**Rows:**

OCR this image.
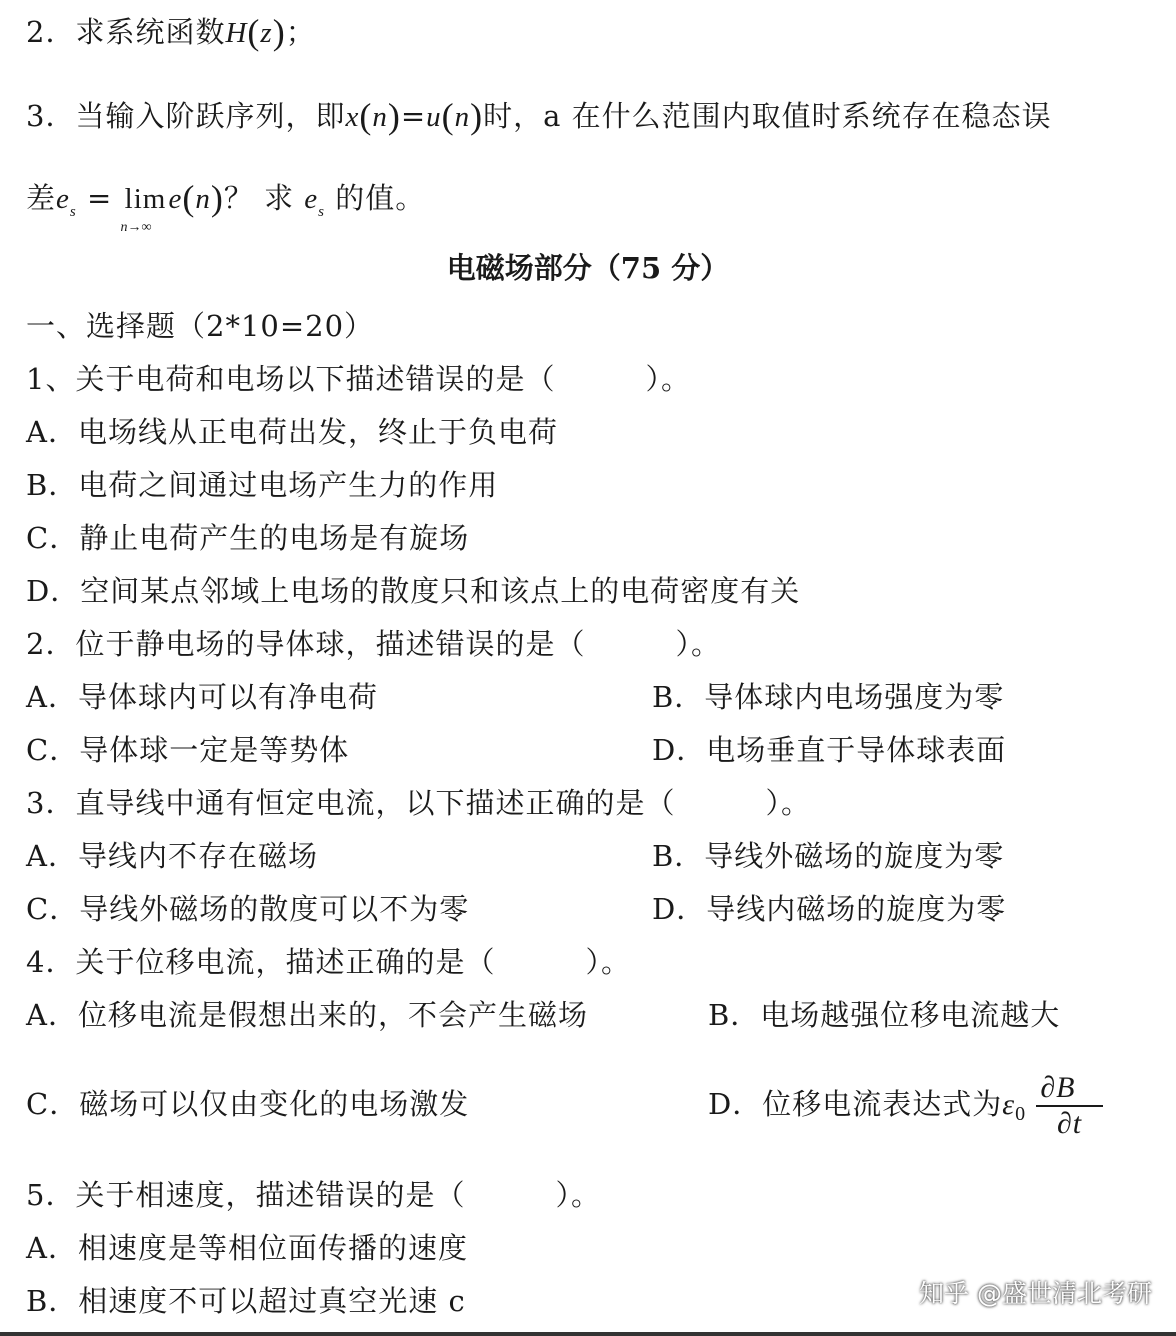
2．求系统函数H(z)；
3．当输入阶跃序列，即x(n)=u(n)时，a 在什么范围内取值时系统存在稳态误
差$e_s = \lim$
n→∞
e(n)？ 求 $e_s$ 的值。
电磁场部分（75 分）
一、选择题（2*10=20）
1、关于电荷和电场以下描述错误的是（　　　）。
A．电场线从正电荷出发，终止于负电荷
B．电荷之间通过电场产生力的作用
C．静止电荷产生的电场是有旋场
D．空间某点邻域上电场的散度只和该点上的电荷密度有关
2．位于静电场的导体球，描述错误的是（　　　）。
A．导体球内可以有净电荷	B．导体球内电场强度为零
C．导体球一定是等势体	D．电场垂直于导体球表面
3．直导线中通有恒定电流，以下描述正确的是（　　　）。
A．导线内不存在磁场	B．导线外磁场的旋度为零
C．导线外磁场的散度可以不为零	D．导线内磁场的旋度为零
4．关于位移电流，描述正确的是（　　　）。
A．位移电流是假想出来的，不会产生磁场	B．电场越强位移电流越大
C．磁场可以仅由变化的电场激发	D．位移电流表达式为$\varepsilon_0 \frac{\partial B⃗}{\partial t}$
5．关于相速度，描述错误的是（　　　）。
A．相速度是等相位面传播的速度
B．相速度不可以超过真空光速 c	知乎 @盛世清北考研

**Given exercise:**
Quote all of the entries word for word, omitting any pictures.

**Output:**
OCR this image.
2．求系统函数H(z)；
3．当输入阶跃序列，即x(n)=u(n)时，a 在什么范围内取值时系统存在稳态误
差$e_s = \lim$
n→∞
e(n)？ 求 $e_s$ 的值。
电磁场部分（75 分）
一、选择题（2*10=20）
1、关于电荷和电场以下描述错误的是（　　　）。
A．电场线从正电荷出发，终止于负电荷
B．电荷之间通过电场产生力的作用
C．静止电荷产生的电场是有旋场
D．空间某点邻域上电场的散度只和该点上的电荷密度有关
2．位于静电场的导体球，描述错误的是（　　　）。
A．导体球内可以有净电荷	B．导体球内电场强度为零
C．导体球一定是等势体	D．电场垂直于导体球表面
3．直导线中通有恒定电流，以下描述正确的是（　　　）。
A．导线内不存在磁场	B．导线外磁场的旋度为零
C．导线外磁场的散度可以不为零	D．导线内磁场的旋度为零
4．关于位移电流，描述正确的是（　　　）。
A．位移电流是假想出来的，不会产生磁场	B．电场越强位移电流越大
C．磁场可以仅由变化的电场激发	D．位移电流表达式为$\varepsilon_0 \frac{\partial B⃗}{\partial t}$
5．关于相速度，描述错误的是（　　　）。
A．相速度是等相位面传播的速度
B．相速度不可以超过真空光速 c	知乎 @盛世清北考研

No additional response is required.